Begin Entries supplied
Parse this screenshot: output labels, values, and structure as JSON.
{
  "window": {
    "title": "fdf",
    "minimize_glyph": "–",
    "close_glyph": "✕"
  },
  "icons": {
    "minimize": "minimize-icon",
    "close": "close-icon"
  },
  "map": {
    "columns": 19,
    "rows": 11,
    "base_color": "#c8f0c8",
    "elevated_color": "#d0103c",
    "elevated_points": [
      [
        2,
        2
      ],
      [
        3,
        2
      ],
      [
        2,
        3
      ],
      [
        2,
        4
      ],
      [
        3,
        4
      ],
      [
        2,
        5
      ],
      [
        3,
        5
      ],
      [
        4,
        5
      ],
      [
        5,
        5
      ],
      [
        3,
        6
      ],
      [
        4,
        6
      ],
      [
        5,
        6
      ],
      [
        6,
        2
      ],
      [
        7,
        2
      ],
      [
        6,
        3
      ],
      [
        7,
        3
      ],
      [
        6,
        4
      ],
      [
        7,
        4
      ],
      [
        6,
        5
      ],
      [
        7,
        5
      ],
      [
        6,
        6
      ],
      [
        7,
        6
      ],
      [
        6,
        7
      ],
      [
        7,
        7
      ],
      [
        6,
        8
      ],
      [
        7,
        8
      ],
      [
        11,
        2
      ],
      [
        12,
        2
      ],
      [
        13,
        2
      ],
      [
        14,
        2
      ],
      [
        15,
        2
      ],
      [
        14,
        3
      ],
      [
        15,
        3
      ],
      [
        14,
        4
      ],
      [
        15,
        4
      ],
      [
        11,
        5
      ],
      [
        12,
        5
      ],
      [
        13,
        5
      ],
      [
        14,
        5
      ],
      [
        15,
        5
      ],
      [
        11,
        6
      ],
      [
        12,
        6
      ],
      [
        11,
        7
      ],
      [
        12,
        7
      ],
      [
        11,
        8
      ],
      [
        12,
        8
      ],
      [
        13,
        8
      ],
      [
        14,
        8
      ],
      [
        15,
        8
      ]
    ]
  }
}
End Entries supplied
Begin Entries supplied
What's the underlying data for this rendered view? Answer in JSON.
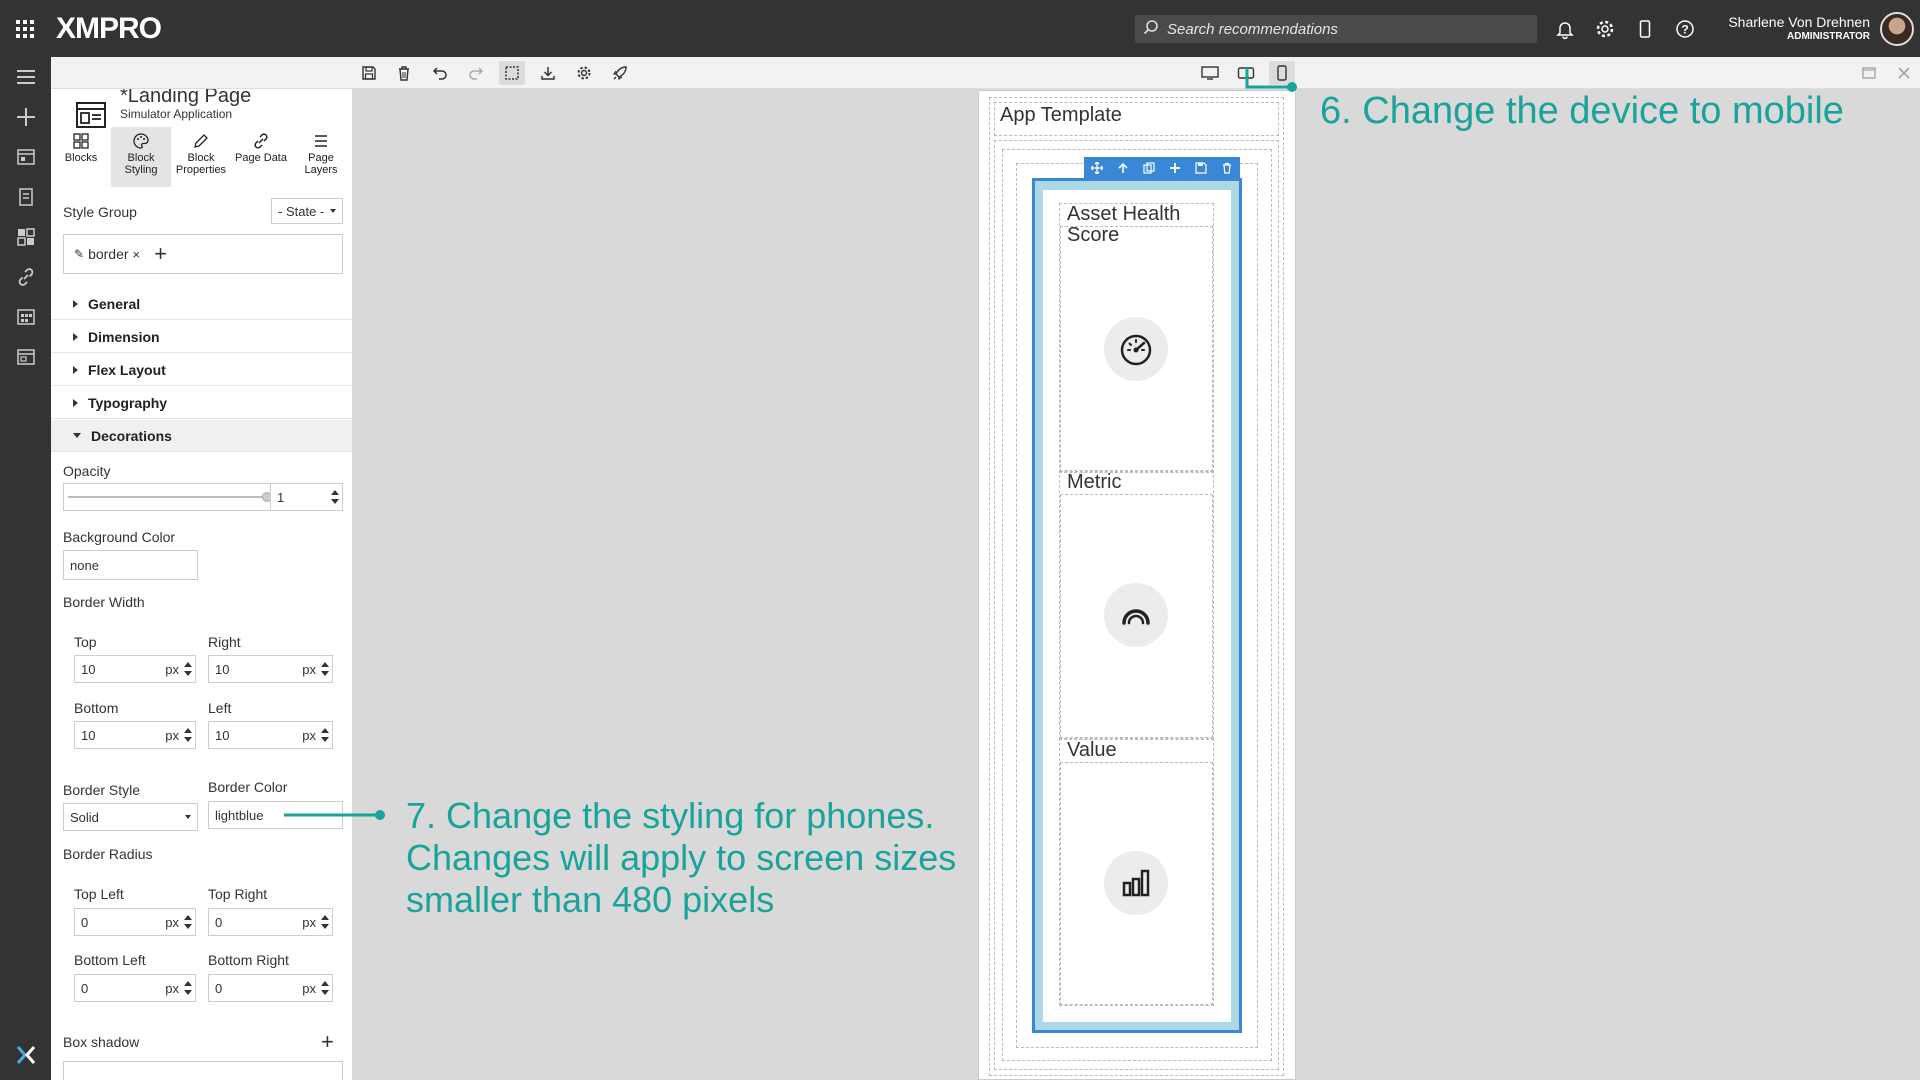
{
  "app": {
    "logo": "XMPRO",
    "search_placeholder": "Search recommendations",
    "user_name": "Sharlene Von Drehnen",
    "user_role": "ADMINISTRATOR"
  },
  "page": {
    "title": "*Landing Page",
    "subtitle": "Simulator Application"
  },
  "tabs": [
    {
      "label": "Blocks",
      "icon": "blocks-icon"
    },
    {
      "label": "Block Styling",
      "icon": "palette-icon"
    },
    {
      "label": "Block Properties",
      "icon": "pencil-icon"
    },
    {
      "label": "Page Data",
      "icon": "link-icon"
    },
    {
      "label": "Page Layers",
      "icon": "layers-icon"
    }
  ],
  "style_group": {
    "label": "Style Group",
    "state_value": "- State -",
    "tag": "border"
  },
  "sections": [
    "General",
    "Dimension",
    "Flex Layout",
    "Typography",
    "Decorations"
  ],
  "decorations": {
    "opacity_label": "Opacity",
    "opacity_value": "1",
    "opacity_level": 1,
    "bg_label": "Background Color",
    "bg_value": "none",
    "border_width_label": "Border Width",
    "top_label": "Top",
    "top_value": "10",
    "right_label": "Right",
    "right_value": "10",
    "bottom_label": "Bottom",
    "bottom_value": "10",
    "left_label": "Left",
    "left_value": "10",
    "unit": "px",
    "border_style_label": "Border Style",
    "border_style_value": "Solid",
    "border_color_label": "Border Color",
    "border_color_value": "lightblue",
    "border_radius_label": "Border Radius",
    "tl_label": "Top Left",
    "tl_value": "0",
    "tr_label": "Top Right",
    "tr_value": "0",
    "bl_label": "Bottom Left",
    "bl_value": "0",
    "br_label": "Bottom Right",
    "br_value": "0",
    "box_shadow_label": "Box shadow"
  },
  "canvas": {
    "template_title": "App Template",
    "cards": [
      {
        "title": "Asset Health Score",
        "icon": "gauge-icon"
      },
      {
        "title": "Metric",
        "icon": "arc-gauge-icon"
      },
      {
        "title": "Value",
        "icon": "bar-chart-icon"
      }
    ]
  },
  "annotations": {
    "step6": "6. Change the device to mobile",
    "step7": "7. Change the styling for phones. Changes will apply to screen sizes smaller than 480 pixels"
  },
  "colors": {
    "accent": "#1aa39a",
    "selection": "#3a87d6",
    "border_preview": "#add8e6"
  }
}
End Entries supplied
# Instructions to follow:
Tally the lines of the listing that include "this". Reply with nothing but the count.

# Task result:
2